Set task | Extract the data exactly, missing nothing.

>>>>>

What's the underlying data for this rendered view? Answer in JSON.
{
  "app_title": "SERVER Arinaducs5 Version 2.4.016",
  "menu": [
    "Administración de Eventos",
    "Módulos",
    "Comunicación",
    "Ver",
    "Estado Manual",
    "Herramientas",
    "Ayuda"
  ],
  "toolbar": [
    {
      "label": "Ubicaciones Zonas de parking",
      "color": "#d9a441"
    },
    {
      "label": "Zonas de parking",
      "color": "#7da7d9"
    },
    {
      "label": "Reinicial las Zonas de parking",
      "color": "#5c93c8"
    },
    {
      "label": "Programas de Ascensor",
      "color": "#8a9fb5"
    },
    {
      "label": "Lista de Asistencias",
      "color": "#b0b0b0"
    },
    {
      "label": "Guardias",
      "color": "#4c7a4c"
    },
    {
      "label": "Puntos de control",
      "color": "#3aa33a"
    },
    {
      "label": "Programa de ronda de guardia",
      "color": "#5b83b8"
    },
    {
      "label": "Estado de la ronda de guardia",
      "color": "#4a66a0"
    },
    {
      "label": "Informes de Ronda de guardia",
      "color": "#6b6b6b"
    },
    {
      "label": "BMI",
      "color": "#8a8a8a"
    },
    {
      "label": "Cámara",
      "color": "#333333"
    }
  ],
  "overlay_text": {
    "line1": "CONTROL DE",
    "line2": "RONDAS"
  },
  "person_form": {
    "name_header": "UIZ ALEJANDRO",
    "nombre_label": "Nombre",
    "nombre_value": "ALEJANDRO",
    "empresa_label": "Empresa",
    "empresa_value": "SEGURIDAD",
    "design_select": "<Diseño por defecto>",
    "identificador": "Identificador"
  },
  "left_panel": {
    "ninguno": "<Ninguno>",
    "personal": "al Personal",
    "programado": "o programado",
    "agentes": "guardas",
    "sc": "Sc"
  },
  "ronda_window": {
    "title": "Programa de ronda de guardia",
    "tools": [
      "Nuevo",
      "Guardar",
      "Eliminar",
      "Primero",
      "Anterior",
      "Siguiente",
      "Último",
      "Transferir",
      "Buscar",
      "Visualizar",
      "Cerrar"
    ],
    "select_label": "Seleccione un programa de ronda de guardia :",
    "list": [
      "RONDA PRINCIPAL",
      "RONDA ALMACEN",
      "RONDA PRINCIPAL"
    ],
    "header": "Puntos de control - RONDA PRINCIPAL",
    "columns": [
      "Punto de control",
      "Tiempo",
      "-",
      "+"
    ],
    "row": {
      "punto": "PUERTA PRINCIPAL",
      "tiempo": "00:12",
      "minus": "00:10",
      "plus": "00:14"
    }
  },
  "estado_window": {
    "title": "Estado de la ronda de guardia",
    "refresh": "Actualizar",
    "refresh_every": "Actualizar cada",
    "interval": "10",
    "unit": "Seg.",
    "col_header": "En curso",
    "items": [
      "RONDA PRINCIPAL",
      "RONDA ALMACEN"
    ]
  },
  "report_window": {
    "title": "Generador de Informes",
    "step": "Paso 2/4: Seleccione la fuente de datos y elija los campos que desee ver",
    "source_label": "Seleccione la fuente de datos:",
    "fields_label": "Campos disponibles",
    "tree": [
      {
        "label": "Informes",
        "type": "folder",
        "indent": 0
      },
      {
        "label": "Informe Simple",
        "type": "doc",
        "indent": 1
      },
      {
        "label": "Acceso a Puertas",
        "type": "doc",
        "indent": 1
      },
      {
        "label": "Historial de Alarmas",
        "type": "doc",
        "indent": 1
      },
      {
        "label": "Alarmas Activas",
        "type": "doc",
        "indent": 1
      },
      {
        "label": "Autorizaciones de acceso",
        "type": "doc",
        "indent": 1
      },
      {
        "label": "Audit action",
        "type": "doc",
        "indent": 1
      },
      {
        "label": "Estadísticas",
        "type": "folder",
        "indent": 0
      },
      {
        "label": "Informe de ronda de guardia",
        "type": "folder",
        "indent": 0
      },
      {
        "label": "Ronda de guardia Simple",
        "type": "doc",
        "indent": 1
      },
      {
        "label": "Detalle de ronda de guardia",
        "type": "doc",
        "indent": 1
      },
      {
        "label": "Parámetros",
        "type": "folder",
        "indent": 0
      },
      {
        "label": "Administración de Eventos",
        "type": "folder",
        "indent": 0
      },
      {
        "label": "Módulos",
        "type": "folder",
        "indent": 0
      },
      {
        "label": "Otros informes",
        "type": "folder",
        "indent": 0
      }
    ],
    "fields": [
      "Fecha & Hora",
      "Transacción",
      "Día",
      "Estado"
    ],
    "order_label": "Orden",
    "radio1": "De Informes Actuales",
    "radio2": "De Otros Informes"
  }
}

<<<<<

Output |
What's the underlying data for this rendered view? Answer in JSON.
{
  "app_title": "SERVER Arinaducs5 Version 2.4.016",
  "menu": [
    "Administración de Eventos",
    "Módulos",
    "Comunicación",
    "Ver",
    "Estado Manual",
    "Herramientas",
    "Ayuda"
  ],
  "toolbar": [
    {
      "label": "Ubicaciones Zonas de parking",
      "color": "#d9a441"
    },
    {
      "label": "Zonas de parking",
      "color": "#7da7d9"
    },
    {
      "label": "Reinicial las Zonas de parking",
      "color": "#5c93c8"
    },
    {
      "label": "Programas de Ascensor",
      "color": "#8a9fb5"
    },
    {
      "label": "Lista de Asistencias",
      "color": "#b0b0b0"
    },
    {
      "label": "Guardias",
      "color": "#4c7a4c"
    },
    {
      "label": "Puntos de control",
      "color": "#3aa33a"
    },
    {
      "label": "Programa de ronda de guardia",
      "color": "#5b83b8"
    },
    {
      "label": "Estado de la ronda de guardia",
      "color": "#4a66a0"
    },
    {
      "label": "Informes de Ronda de guardia",
      "color": "#6b6b6b"
    },
    {
      "label": "BMI",
      "color": "#8a8a8a"
    },
    {
      "label": "Cámara",
      "color": "#333333"
    }
  ],
  "overlay_text": {
    "line1": "CONTROL DE",
    "line2": "RONDAS"
  },
  "person_form": {
    "name_header": "UIZ ALEJANDRO",
    "nombre_label": "Nombre",
    "nombre_value": "ALEJANDRO",
    "empresa_label": "Empresa",
    "empresa_value": "SEGURIDAD",
    "design_select": "<Diseño por defecto>",
    "identificador": "Identificador"
  },
  "left_panel": {
    "ninguno": "<Ninguno>",
    "personal": "al Personal",
    "programado": "o programado",
    "agentes": "guardas",
    "sc": "Sc"
  },
  "ronda_window": {
    "title": "Programa de ronda de guardia",
    "tools": [
      "Nuevo",
      "Guardar",
      "Eliminar",
      "Primero",
      "Anterior",
      "Siguiente",
      "Último",
      "Transferir",
      "Buscar",
      "Visualizar",
      "Cerrar"
    ],
    "select_label": "Seleccione un programa de ronda de guardia :",
    "list": [
      "RONDA PRINCIPAL",
      "RONDA ALMACEN",
      "RONDA PRINCIPAL"
    ],
    "header": "Puntos de control - RONDA PRINCIPAL",
    "columns": [
      "Punto de control",
      "Tiempo",
      "-",
      "+"
    ],
    "row": {
      "punto": "PUERTA PRINCIPAL",
      "tiempo": "00:12",
      "minus": "00:10",
      "plus": "00:14"
    }
  },
  "estado_window": {
    "title": "Estado de la ronda de guardia",
    "refresh": "Actualizar",
    "refresh_every": "Actualizar cada",
    "interval": "10",
    "unit": "Seg.",
    "col_header": "En curso",
    "items": [
      "RONDA PRINCIPAL",
      "RONDA ALMACEN"
    ]
  },
  "report_window": {
    "title": "Generador de Informes",
    "step": "Paso 2/4: Seleccione la fuente de datos y elija los campos que desee ver",
    "source_label": "Seleccione la fuente de datos:",
    "fields_label": "Campos disponibles",
    "tree": [
      {
        "label": "Informes",
        "type": "folder",
        "indent": 0
      },
      {
        "label": "Informe Simple",
        "type": "doc",
        "indent": 1
      },
      {
        "label": "Acceso a Puertas",
        "type": "doc",
        "indent": 1
      },
      {
        "label": "Historial de Alarmas",
        "type": "doc",
        "indent": 1
      },
      {
        "label": "Alarmas Activas",
        "type": "doc",
        "indent": 1
      },
      {
        "label": "Autorizaciones de acceso",
        "type": "doc",
        "indent": 1
      },
      {
        "label": "Audit action",
        "type": "doc",
        "indent": 1
      },
      {
        "label": "Estadísticas",
        "type": "folder",
        "indent": 0
      },
      {
        "label": "Informe de ronda de guardia",
        "type": "folder",
        "indent": 0
      },
      {
        "label": "Ronda de guardia Simple",
        "type": "doc",
        "indent": 1
      },
      {
        "label": "Detalle de ronda de guardia",
        "type": "doc",
        "indent": 1
      },
      {
        "label": "Parámetros",
        "type": "folder",
        "indent": 0
      },
      {
        "label": "Administración de Eventos",
        "type": "folder",
        "indent": 0
      },
      {
        "label": "Módulos",
        "type": "folder",
        "indent": 0
      },
      {
        "label": "Otros informes",
        "type": "folder",
        "indent": 0
      }
    ],
    "fields": [
      "Fecha & Hora",
      "Transacción",
      "Día",
      "Estado"
    ],
    "order_label": "Orden",
    "radio1": "De Informes Actuales",
    "radio2": "De Otros Informes"
  }
}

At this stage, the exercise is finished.